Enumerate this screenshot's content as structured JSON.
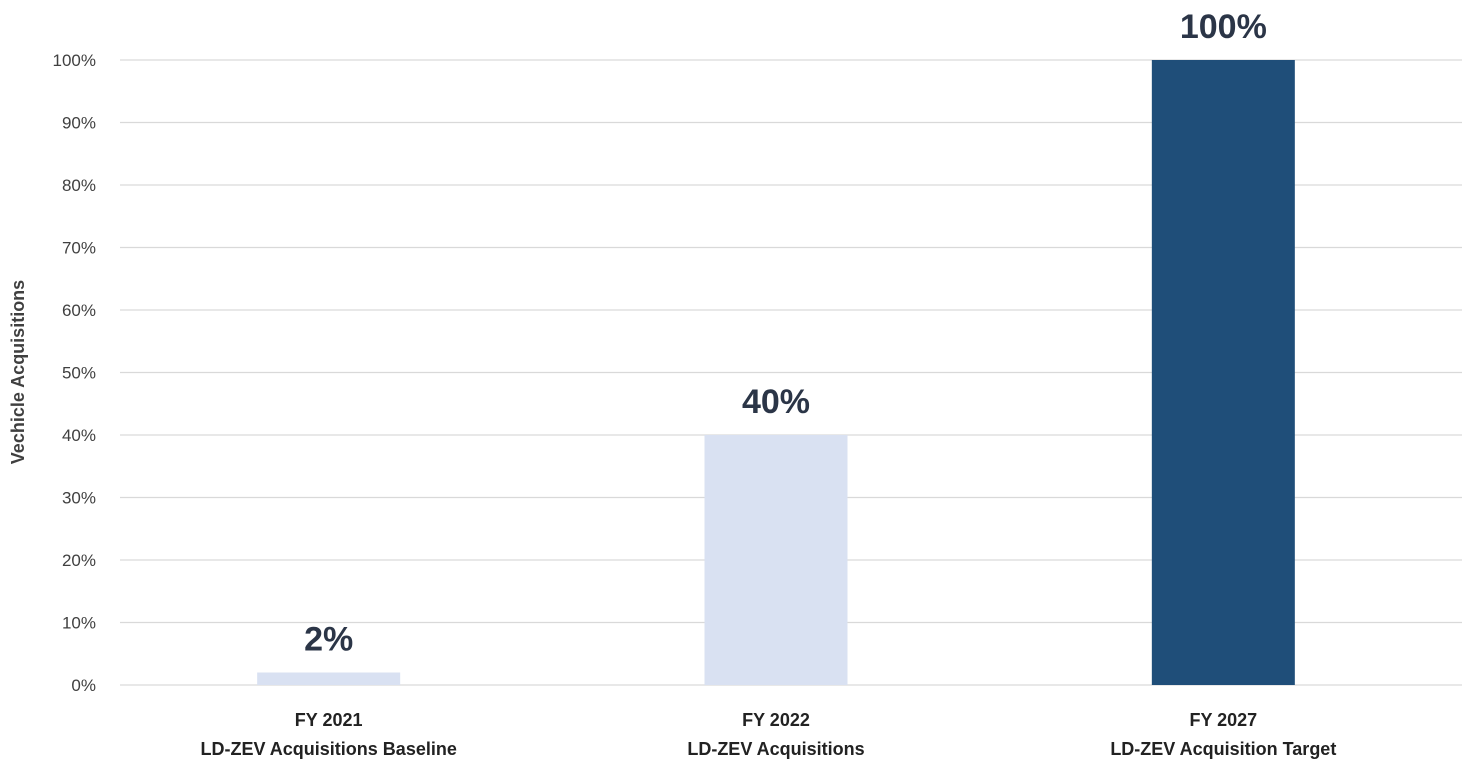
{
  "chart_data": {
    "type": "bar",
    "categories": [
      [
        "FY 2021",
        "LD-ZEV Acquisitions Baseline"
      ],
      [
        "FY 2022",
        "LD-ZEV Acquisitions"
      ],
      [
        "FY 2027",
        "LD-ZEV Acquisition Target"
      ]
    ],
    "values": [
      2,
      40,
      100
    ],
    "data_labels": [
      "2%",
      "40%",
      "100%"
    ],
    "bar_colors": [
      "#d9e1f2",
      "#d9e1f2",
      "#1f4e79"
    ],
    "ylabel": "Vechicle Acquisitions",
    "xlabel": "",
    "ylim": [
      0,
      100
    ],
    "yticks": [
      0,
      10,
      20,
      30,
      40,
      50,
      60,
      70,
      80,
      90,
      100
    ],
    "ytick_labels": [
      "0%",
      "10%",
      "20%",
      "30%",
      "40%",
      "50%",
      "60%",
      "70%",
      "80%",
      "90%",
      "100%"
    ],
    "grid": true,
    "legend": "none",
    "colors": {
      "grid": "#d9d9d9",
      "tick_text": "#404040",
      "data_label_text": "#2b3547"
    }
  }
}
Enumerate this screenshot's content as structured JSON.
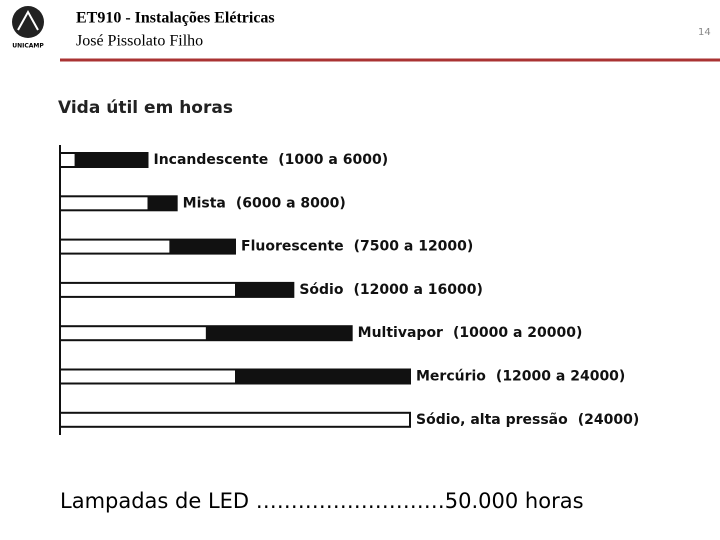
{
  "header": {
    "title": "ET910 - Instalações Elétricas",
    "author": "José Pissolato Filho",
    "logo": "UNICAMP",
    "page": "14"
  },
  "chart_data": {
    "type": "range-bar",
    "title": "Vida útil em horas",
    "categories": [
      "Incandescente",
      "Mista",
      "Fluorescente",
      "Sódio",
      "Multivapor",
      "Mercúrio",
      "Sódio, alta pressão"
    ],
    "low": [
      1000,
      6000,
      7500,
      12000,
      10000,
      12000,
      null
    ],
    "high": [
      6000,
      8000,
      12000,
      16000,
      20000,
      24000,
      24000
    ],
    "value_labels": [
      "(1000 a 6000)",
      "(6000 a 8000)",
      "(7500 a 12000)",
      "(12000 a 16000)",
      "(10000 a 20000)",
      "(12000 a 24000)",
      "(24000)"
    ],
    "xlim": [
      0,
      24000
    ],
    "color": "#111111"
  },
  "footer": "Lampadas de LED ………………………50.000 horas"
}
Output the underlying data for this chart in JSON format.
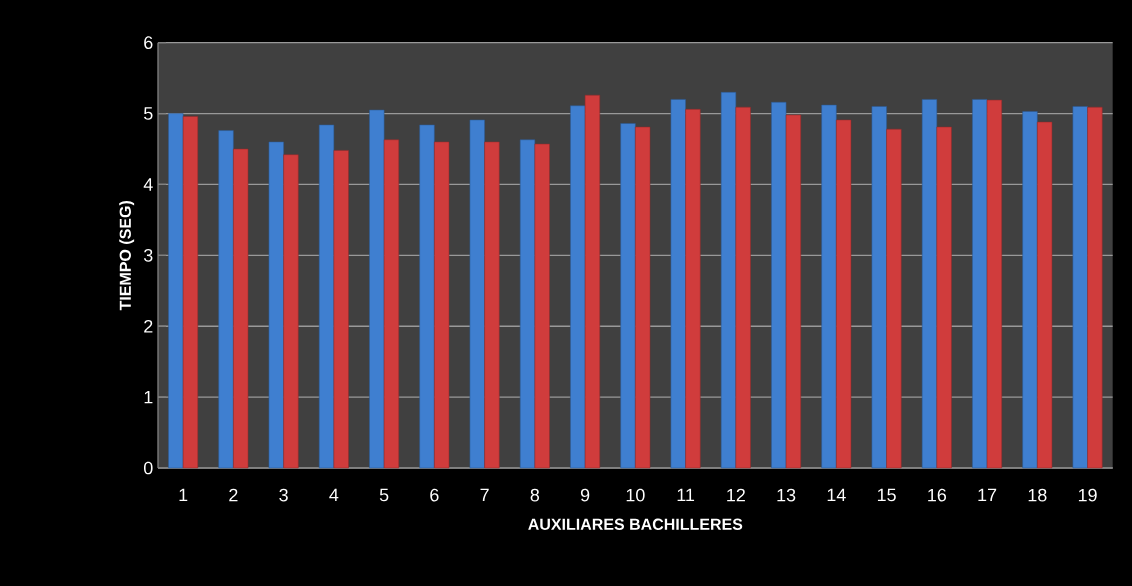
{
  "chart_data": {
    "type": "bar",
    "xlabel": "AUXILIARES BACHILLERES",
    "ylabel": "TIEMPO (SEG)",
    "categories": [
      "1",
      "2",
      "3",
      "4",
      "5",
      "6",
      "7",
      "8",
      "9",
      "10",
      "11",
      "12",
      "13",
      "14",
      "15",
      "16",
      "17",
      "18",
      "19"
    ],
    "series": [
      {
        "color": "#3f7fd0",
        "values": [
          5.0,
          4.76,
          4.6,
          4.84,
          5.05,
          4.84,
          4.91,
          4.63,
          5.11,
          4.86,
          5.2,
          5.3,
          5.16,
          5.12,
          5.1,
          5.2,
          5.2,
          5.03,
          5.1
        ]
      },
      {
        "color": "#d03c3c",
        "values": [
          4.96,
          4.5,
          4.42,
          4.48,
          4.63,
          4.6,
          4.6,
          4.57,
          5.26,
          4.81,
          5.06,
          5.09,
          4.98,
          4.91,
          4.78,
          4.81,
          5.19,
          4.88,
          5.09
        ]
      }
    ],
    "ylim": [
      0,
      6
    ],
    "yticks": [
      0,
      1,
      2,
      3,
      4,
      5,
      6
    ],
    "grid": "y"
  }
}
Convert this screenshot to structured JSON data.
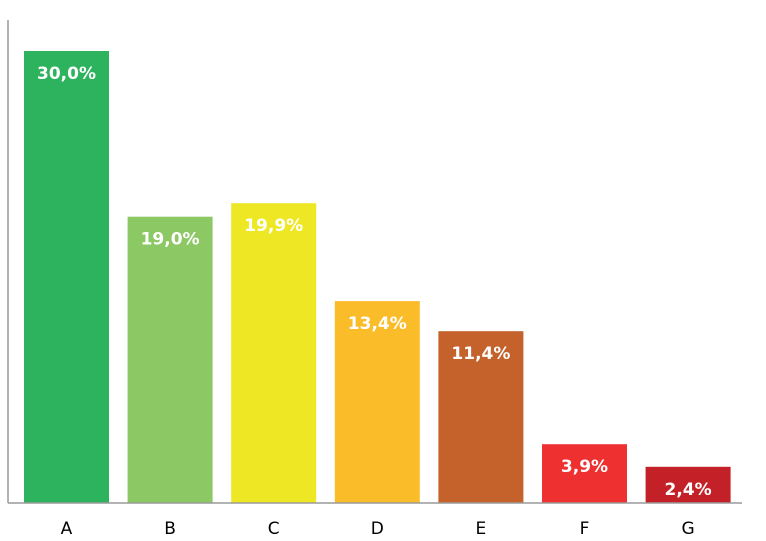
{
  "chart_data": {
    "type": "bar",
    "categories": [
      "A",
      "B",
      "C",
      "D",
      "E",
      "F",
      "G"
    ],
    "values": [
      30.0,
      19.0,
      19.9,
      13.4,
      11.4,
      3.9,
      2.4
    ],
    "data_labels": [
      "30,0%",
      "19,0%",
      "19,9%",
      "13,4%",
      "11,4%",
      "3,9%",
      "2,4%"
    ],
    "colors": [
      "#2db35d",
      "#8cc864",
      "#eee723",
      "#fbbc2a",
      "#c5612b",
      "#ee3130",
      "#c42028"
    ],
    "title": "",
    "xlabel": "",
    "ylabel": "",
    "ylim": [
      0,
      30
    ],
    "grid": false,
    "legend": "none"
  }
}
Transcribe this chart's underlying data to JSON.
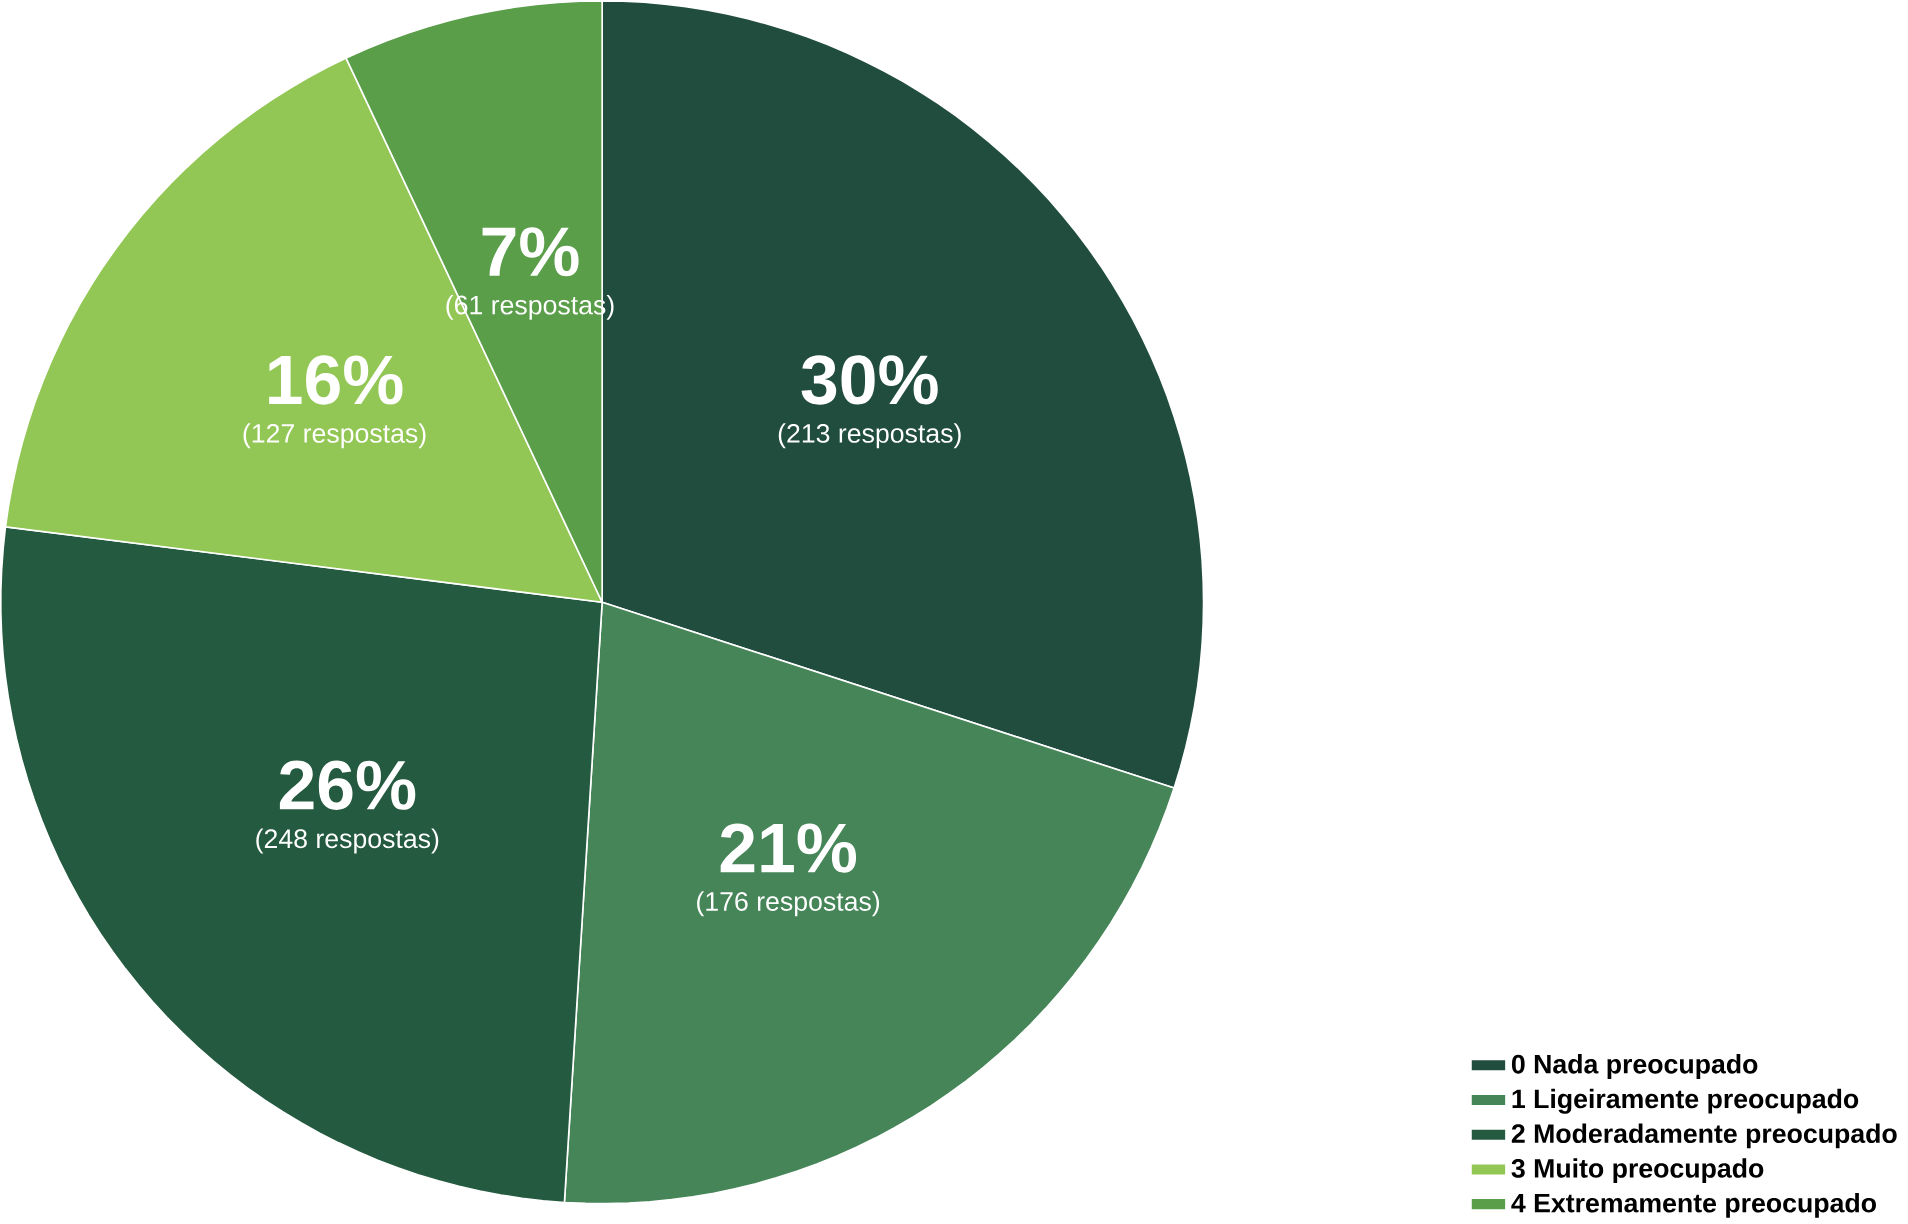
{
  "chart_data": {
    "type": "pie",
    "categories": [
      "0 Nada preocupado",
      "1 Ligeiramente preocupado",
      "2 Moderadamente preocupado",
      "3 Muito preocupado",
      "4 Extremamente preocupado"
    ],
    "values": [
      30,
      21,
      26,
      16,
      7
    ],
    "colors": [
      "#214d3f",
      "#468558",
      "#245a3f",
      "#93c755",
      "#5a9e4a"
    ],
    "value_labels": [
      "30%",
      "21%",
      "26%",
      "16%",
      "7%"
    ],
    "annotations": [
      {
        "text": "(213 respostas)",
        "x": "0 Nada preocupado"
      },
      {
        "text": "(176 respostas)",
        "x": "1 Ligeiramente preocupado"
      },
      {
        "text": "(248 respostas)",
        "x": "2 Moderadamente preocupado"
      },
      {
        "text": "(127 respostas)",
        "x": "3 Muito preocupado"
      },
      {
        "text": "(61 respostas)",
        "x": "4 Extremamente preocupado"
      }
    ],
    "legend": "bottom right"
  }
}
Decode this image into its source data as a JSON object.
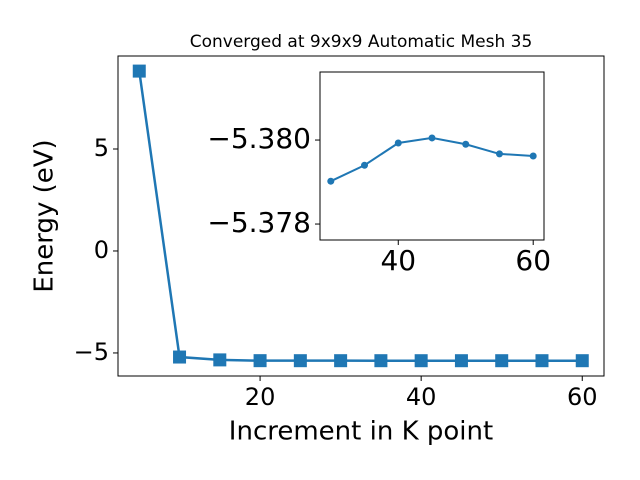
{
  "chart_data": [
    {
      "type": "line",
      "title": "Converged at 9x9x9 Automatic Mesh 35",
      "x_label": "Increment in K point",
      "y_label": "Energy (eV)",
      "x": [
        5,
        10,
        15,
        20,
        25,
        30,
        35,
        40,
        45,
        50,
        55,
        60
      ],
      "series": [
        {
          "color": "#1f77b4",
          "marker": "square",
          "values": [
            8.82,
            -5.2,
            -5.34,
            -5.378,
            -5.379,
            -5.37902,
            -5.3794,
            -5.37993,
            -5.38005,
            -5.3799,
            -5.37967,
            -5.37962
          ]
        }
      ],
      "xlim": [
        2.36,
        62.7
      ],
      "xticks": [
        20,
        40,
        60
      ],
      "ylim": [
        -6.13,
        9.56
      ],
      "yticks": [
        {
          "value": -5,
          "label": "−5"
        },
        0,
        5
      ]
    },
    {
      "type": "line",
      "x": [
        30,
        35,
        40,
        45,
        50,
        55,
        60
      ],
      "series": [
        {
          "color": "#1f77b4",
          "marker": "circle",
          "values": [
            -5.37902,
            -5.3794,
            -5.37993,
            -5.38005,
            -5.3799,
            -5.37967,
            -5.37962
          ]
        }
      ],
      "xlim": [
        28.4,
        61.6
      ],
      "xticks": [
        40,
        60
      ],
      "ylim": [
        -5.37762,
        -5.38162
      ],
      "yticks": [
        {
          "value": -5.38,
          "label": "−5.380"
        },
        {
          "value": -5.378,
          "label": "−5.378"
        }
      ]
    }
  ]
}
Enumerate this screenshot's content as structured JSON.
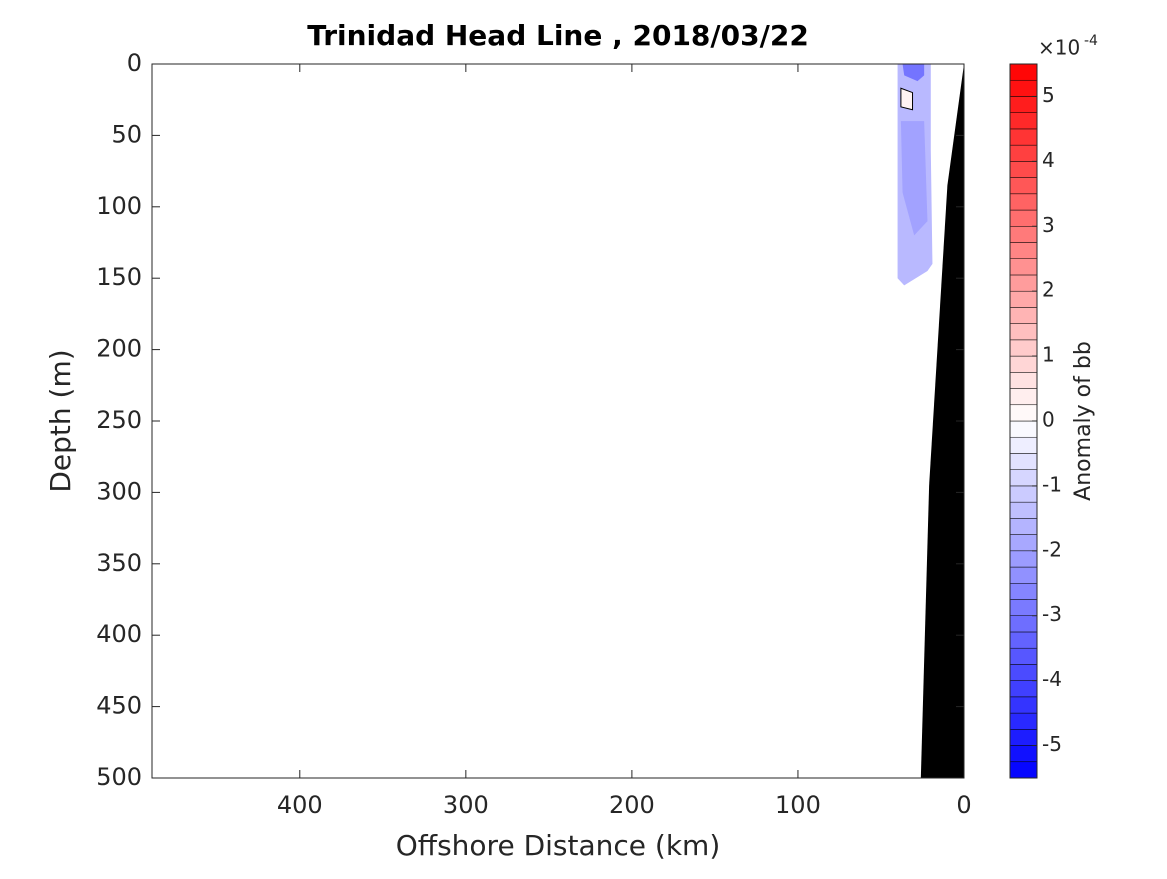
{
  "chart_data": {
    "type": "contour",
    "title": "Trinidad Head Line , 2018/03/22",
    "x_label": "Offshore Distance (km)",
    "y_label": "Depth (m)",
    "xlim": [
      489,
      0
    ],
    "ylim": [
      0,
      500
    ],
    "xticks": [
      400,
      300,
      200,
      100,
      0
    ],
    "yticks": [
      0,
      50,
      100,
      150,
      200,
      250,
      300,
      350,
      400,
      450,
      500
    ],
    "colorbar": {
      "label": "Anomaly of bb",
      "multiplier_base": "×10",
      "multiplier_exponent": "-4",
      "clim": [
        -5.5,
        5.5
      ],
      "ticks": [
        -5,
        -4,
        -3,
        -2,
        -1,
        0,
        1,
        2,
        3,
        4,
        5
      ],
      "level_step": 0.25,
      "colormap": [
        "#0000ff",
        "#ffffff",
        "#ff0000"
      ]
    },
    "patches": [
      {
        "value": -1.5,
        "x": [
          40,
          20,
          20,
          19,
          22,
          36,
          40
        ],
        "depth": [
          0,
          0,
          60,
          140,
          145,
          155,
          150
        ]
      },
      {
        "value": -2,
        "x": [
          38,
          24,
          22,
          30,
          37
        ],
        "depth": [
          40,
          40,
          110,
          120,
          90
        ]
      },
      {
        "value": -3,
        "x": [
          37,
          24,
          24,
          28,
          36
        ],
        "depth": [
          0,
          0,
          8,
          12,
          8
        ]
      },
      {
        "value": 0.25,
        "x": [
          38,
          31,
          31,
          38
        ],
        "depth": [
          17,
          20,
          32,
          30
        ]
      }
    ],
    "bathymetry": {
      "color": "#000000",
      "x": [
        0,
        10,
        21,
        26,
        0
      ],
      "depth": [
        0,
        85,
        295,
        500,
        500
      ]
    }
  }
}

·····

Say how many lines in the records above hold "horas", and give no other text.

Answer to this exercise: 2